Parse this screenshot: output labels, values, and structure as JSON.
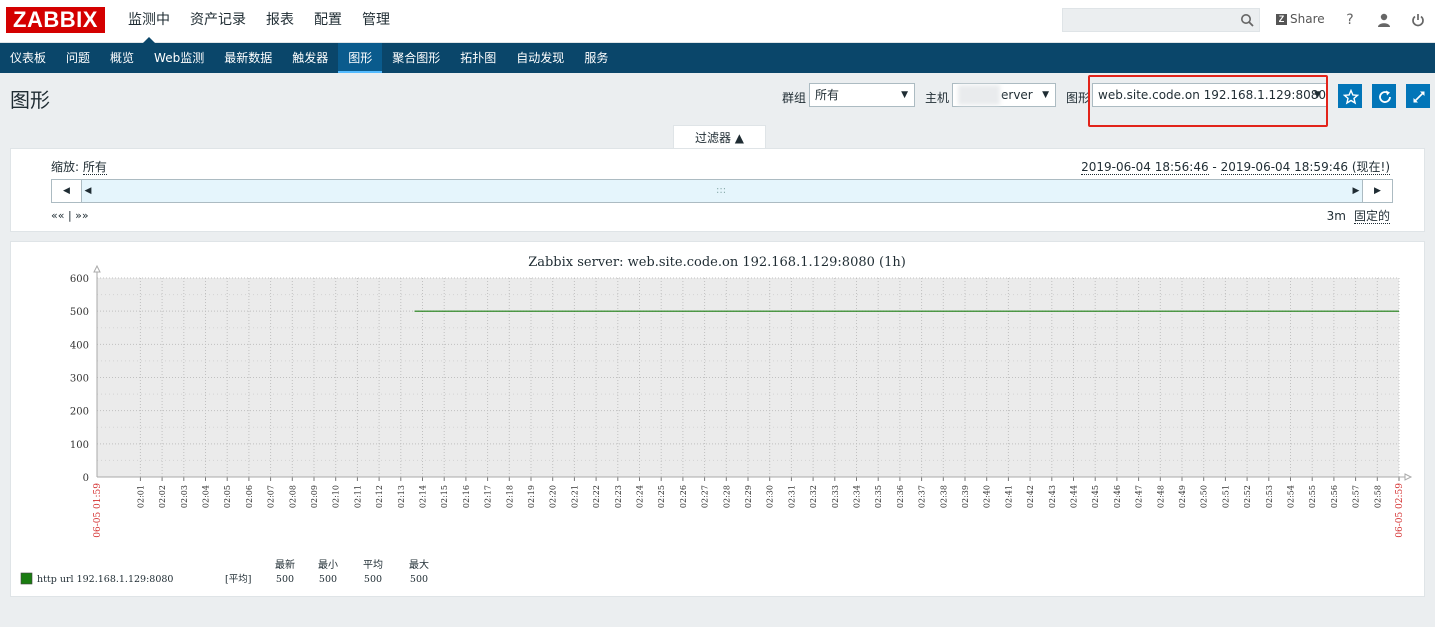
{
  "header": {
    "logo": "ZABBIX",
    "nav": [
      "监测中",
      "资产记录",
      "报表",
      "配置",
      "管理"
    ],
    "share_label": "Share",
    "help_label": "?"
  },
  "subnav": [
    "仪表板",
    "问题",
    "概览",
    "Web监测",
    "最新数据",
    "触发器",
    "图形",
    "聚合图形",
    "拓扑图",
    "自动发现",
    "服务"
  ],
  "page": {
    "title": "图形",
    "group_label": "群组",
    "group_value": "所有",
    "host_label": "主机",
    "host_value": "erver",
    "graph_label": "图形",
    "graph_value": "web.site.code.on 192.168.1.129:8080"
  },
  "filter": {
    "tab_label": "过滤器 ▲",
    "zoom_label": "缩放:",
    "zoom_value": "所有",
    "range_from": "2019-06-04 18:56:46",
    "range_sep": " - ",
    "range_to": "2019-06-04 18:59:46 (现在!)",
    "nav_arrows": "«« | »»",
    "period": "3m",
    "fixed_label": "固定的"
  },
  "chart_data": {
    "type": "line",
    "title": "Zabbix server: web.site.code.on 192.168.1.129:8080 (1h)",
    "ylim": [
      0,
      600
    ],
    "y_ticks": [
      "0",
      "100",
      "200",
      "300",
      "400",
      "500",
      "600"
    ],
    "x_start_label": "06-05 01:59",
    "x_end_label": "06-05 02:59",
    "x_ticks": [
      "02:01",
      "02:02",
      "02:03",
      "02:04",
      "02:05",
      "02:06",
      "02:07",
      "02:08",
      "02:09",
      "02:10",
      "02:11",
      "02:12",
      "02:13",
      "02:14",
      "02:15",
      "02:16",
      "02:17",
      "02:18",
      "02:19",
      "02:20",
      "02:21",
      "02:22",
      "02:23",
      "02:24",
      "02:25",
      "02:26",
      "02:27",
      "02:28",
      "02:29",
      "02:30",
      "02:31",
      "02:32",
      "02:33",
      "02:34",
      "02:35",
      "02:36",
      "02:37",
      "02:38",
      "02:39",
      "02:40",
      "02:41",
      "02:42",
      "02:43",
      "02:44",
      "02:45",
      "02:46",
      "02:47",
      "02:48",
      "02:49",
      "02:50",
      "02:51",
      "02:52",
      "02:53",
      "02:54",
      "02:55",
      "02:56",
      "02:57",
      "02:58",
      "02:59"
    ],
    "series": [
      {
        "name": "http url 192.168.1.129:8080",
        "color": "#1a7c11",
        "x_from": "02:13:38",
        "x_to": "02:59",
        "value": 500
      }
    ],
    "legend": {
      "headers": [
        "最新",
        "最小",
        "平均",
        "最大"
      ],
      "func": "[平均]",
      "values": [
        "500",
        "500",
        "500",
        "500"
      ]
    }
  }
}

-*-

- Short task -
Copy the data word for word. Pictures do not go in the copy.

- Exercise result -
Parse this screenshot: output labels, values, and structure as JSON.
{
  "header": {
    "logo": "ZABBIX",
    "nav": [
      "监测中",
      "资产记录",
      "报表",
      "配置",
      "管理"
    ],
    "share_label": "Share",
    "help_label": "?"
  },
  "subnav": [
    "仪表板",
    "问题",
    "概览",
    "Web监测",
    "最新数据",
    "触发器",
    "图形",
    "聚合图形",
    "拓扑图",
    "自动发现",
    "服务"
  ],
  "page": {
    "title": "图形",
    "group_label": "群组",
    "group_value": "所有",
    "host_label": "主机",
    "host_value": "erver",
    "graph_label": "图形",
    "graph_value": "web.site.code.on 192.168.1.129:8080"
  },
  "filter": {
    "tab_label": "过滤器 ▲",
    "zoom_label": "缩放:",
    "zoom_value": "所有",
    "range_from": "2019-06-04 18:56:46",
    "range_sep": " - ",
    "range_to": "2019-06-04 18:59:46 (现在!)",
    "nav_arrows": "«« | »»",
    "period": "3m",
    "fixed_label": "固定的"
  },
  "chart_data": {
    "type": "line",
    "title": "Zabbix server: web.site.code.on 192.168.1.129:8080 (1h)",
    "ylim": [
      0,
      600
    ],
    "y_ticks": [
      "0",
      "100",
      "200",
      "300",
      "400",
      "500",
      "600"
    ],
    "x_start_label": "06-05 01:59",
    "x_end_label": "06-05 02:59",
    "x_ticks": [
      "02:01",
      "02:02",
      "02:03",
      "02:04",
      "02:05",
      "02:06",
      "02:07",
      "02:08",
      "02:09",
      "02:10",
      "02:11",
      "02:12",
      "02:13",
      "02:14",
      "02:15",
      "02:16",
      "02:17",
      "02:18",
      "02:19",
      "02:20",
      "02:21",
      "02:22",
      "02:23",
      "02:24",
      "02:25",
      "02:26",
      "02:27",
      "02:28",
      "02:29",
      "02:30",
      "02:31",
      "02:32",
      "02:33",
      "02:34",
      "02:35",
      "02:36",
      "02:37",
      "02:38",
      "02:39",
      "02:40",
      "02:41",
      "02:42",
      "02:43",
      "02:44",
      "02:45",
      "02:46",
      "02:47",
      "02:48",
      "02:49",
      "02:50",
      "02:51",
      "02:52",
      "02:53",
      "02:54",
      "02:55",
      "02:56",
      "02:57",
      "02:58",
      "02:59"
    ],
    "series": [
      {
        "name": "http url 192.168.1.129:8080",
        "color": "#1a7c11",
        "x_from": "02:13:38",
        "x_to": "02:59",
        "value": 500
      }
    ],
    "legend": {
      "headers": [
        "最新",
        "最小",
        "平均",
        "最大"
      ],
      "func": "[平均]",
      "values": [
        "500",
        "500",
        "500",
        "500"
      ]
    }
  }
}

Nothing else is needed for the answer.